— TASK DATA —
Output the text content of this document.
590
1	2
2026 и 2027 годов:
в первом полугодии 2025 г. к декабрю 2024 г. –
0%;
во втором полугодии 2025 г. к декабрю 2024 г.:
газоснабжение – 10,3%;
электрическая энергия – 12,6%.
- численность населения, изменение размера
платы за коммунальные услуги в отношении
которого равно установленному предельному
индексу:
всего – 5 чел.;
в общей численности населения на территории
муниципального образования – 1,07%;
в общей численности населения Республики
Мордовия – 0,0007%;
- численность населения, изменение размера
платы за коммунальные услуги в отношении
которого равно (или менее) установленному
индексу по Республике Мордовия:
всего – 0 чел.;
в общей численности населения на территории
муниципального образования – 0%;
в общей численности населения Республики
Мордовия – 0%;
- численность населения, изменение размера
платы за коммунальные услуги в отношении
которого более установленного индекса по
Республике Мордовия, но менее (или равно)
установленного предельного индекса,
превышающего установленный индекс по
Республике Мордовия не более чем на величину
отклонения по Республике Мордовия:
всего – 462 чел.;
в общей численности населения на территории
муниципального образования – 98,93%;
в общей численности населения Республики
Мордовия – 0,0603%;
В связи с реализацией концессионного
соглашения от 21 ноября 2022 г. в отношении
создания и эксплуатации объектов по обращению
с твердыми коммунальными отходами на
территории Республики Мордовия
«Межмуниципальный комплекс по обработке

— WHAT TO DO —
Reproduce each line holding the word "которого".

— OUTPUT OF THE TASK —
которого равно установленному предельному
которого равно (или менее) установленному
которого более установленного индекса по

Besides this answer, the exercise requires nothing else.